▶ [GIVEN REQUEST]:
Reproduce the complete listing without any deviation.

▶ [Data entries for graphics]:
····················
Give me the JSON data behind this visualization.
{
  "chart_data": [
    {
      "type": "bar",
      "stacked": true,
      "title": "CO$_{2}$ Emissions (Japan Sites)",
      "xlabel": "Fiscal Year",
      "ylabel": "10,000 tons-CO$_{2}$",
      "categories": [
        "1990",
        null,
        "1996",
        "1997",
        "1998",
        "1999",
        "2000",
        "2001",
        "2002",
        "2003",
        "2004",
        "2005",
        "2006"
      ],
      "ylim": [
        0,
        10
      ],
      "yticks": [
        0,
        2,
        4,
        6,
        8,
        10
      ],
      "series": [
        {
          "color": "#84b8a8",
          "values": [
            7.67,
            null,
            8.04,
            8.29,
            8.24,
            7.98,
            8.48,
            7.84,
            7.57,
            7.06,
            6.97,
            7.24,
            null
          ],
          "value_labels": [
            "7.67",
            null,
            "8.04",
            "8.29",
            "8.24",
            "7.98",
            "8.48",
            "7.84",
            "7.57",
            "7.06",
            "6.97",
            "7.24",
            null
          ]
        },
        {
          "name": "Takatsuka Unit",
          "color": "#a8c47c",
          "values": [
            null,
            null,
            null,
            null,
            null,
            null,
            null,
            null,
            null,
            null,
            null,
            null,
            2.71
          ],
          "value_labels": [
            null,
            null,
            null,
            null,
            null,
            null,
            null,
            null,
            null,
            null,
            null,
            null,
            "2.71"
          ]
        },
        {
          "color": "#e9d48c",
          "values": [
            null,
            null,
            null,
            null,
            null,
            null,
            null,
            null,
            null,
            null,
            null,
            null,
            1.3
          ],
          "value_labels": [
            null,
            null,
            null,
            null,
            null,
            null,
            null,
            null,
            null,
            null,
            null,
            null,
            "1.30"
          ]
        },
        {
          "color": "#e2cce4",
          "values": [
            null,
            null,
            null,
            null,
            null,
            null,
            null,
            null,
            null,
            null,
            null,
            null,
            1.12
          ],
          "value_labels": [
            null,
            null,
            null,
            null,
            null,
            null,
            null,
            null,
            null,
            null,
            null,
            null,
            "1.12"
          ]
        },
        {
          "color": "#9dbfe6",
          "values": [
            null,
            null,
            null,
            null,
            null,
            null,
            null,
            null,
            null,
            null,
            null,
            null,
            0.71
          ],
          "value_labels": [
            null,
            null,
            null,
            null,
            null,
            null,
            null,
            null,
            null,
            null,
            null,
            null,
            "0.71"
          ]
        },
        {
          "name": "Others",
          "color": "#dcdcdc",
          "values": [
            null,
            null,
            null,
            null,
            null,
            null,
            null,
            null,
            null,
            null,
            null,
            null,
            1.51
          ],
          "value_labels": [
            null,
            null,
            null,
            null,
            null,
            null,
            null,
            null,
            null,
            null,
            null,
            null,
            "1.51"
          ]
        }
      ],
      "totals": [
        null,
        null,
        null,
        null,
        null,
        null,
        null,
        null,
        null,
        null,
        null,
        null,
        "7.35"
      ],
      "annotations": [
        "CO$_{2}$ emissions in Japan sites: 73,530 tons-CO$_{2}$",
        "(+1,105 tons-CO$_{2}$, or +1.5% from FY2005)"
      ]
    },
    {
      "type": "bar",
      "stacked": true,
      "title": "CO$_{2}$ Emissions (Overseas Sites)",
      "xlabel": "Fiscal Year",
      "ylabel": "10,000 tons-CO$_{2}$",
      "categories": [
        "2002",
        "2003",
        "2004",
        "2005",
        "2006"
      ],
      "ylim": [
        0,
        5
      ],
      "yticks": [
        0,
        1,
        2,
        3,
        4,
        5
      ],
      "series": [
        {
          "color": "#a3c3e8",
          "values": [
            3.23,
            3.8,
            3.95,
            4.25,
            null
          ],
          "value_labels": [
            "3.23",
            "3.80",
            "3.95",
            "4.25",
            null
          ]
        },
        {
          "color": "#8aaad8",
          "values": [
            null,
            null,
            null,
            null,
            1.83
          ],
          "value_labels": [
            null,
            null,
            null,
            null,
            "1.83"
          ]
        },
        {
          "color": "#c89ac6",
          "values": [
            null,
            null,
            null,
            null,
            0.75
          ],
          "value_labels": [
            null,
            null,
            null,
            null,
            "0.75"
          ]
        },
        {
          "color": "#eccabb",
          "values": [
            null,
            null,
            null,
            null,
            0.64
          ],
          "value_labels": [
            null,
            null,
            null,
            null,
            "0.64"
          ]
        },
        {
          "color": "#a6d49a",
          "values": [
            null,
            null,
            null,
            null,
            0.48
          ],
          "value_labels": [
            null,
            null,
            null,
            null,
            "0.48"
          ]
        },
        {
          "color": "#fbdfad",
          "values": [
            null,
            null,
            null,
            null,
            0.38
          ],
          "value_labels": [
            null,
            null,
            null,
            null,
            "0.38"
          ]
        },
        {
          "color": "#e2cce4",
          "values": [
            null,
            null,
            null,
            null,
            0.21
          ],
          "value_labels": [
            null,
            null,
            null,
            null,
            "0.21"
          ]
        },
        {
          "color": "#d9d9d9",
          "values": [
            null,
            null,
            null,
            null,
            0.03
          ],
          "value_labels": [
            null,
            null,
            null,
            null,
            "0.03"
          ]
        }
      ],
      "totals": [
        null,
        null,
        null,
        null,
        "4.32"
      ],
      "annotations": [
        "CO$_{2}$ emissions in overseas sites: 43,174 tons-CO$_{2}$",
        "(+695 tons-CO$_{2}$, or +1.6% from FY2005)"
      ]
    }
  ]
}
····················
▶ [FULL OUTPUT]:
Give me the JSON data behind this visualization.
{
  "chart_data": [
    {
      "type": "bar",
      "stacked": true,
      "title": "CO$_{2}$ Emissions (Japan Sites)",
      "xlabel": "Fiscal Year",
      "ylabel": "10,000 tons-CO$_{2}$",
      "categories": [
        "1990",
        null,
        "1996",
        "1997",
        "1998",
        "1999",
        "2000",
        "2001",
        "2002",
        "2003",
        "2004",
        "2005",
        "2006"
      ],
      "ylim": [
        0,
        10
      ],
      "yticks": [
        0,
        2,
        4,
        6,
        8,
        10
      ],
      "series": [
        {
          "color": "#84b8a8",
          "values": [
            7.67,
            null,
            8.04,
            8.29,
            8.24,
            7.98,
            8.48,
            7.84,
            7.57,
            7.06,
            6.97,
            7.24,
            null
          ],
          "value_labels": [
            "7.67",
            null,
            "8.04",
            "8.29",
            "8.24",
            "7.98",
            "8.48",
            "7.84",
            "7.57",
            "7.06",
            "6.97",
            "7.24",
            null
          ]
        },
        {
          "name": "Takatsuka Unit",
          "color": "#a8c47c",
          "values": [
            null,
            null,
            null,
            null,
            null,
            null,
            null,
            null,
            null,
            null,
            null,
            null,
            2.71
          ],
          "value_labels": [
            null,
            null,
            null,
            null,
            null,
            null,
            null,
            null,
            null,
            null,
            null,
            null,
            "2.71"
          ]
        },
        {
          "color": "#e9d48c",
          "values": [
            null,
            null,
            null,
            null,
            null,
            null,
            null,
            null,
            null,
            null,
            null,
            null,
            1.3
          ],
          "value_labels": [
            null,
            null,
            null,
            null,
            null,
            null,
            null,
            null,
            null,
            null,
            null,
            null,
            "1.30"
          ]
        },
        {
          "color": "#e2cce4",
          "values": [
            null,
            null,
            null,
            null,
            null,
            null,
            null,
            null,
            null,
            null,
            null,
            null,
            1.12
          ],
          "value_labels": [
            null,
            null,
            null,
            null,
            null,
            null,
            null,
            null,
            null,
            null,
            null,
            null,
            "1.12"
          ]
        },
        {
          "color": "#9dbfe6",
          "values": [
            null,
            null,
            null,
            null,
            null,
            null,
            null,
            null,
            null,
            null,
            null,
            null,
            0.71
          ],
          "value_labels": [
            null,
            null,
            null,
            null,
            null,
            null,
            null,
            null,
            null,
            null,
            null,
            null,
            "0.71"
          ]
        },
        {
          "name": "Others",
          "color": "#dcdcdc",
          "values": [
            null,
            null,
            null,
            null,
            null,
            null,
            null,
            null,
            null,
            null,
            null,
            null,
            1.51
          ],
          "value_labels": [
            null,
            null,
            null,
            null,
            null,
            null,
            null,
            null,
            null,
            null,
            null,
            null,
            "1.51"
          ]
        }
      ],
      "totals": [
        null,
        null,
        null,
        null,
        null,
        null,
        null,
        null,
        null,
        null,
        null,
        null,
        "7.35"
      ],
      "annotations": [
        "CO$_{2}$ emissions in Japan sites: 73,530 tons-CO$_{2}$",
        "(+1,105 tons-CO$_{2}$, or +1.5% from FY2005)"
      ]
    },
    {
      "type": "bar",
      "stacked": true,
      "title": "CO$_{2}$ Emissions (Overseas Sites)",
      "xlabel": "Fiscal Year",
      "ylabel": "10,000 tons-CO$_{2}$",
      "categories": [
        "2002",
        "2003",
        "2004",
        "2005",
        "2006"
      ],
      "ylim": [
        0,
        5
      ],
      "yticks": [
        0,
        1,
        2,
        3,
        4,
        5
      ],
      "series": [
        {
          "color": "#a3c3e8",
          "values": [
            3.23,
            3.8,
            3.95,
            4.25,
            null
          ],
          "value_labels": [
            "3.23",
            "3.80",
            "3.95",
            "4.25",
            null
          ]
        },
        {
          "color": "#8aaad8",
          "values": [
            null,
            null,
            null,
            null,
            1.83
          ],
          "value_labels": [
            null,
            null,
            null,
            null,
            "1.83"
          ]
        },
        {
          "color": "#c89ac6",
          "values": [
            null,
            null,
            null,
            null,
            0.75
          ],
          "value_labels": [
            null,
            null,
            null,
            null,
            "0.75"
          ]
        },
        {
          "color": "#eccabb",
          "values": [
            null,
            null,
            null,
            null,
            0.64
          ],
          "value_labels": [
            null,
            null,
            null,
            null,
            "0.64"
          ]
        },
        {
          "color": "#a6d49a",
          "values": [
            null,
            null,
            null,
            null,
            0.48
          ],
          "value_labels": [
            null,
            null,
            null,
            null,
            "0.48"
          ]
        },
        {
          "color": "#fbdfad",
          "values": [
            null,
            null,
            null,
            null,
            0.38
          ],
          "value_labels": [
            null,
            null,
            null,
            null,
            "0.38"
          ]
        },
        {
          "color": "#e2cce4",
          "values": [
            null,
            null,
            null,
            null,
            0.21
          ],
          "value_labels": [
            null,
            null,
            null,
            null,
            "0.21"
          ]
        },
        {
          "color": "#d9d9d9",
          "values": [
            null,
            null,
            null,
            null,
            0.03
          ],
          "value_labels": [
            null,
            null,
            null,
            null,
            "0.03"
          ]
        }
      ],
      "totals": [
        null,
        null,
        null,
        null,
        "4.32"
      ],
      "annotations": [
        "CO$_{2}$ emissions in overseas sites: 43,174 tons-CO$_{2}$",
        "(+695 tons-CO$_{2}$, or +1.6% from FY2005)"
      ]
    }
  ]
}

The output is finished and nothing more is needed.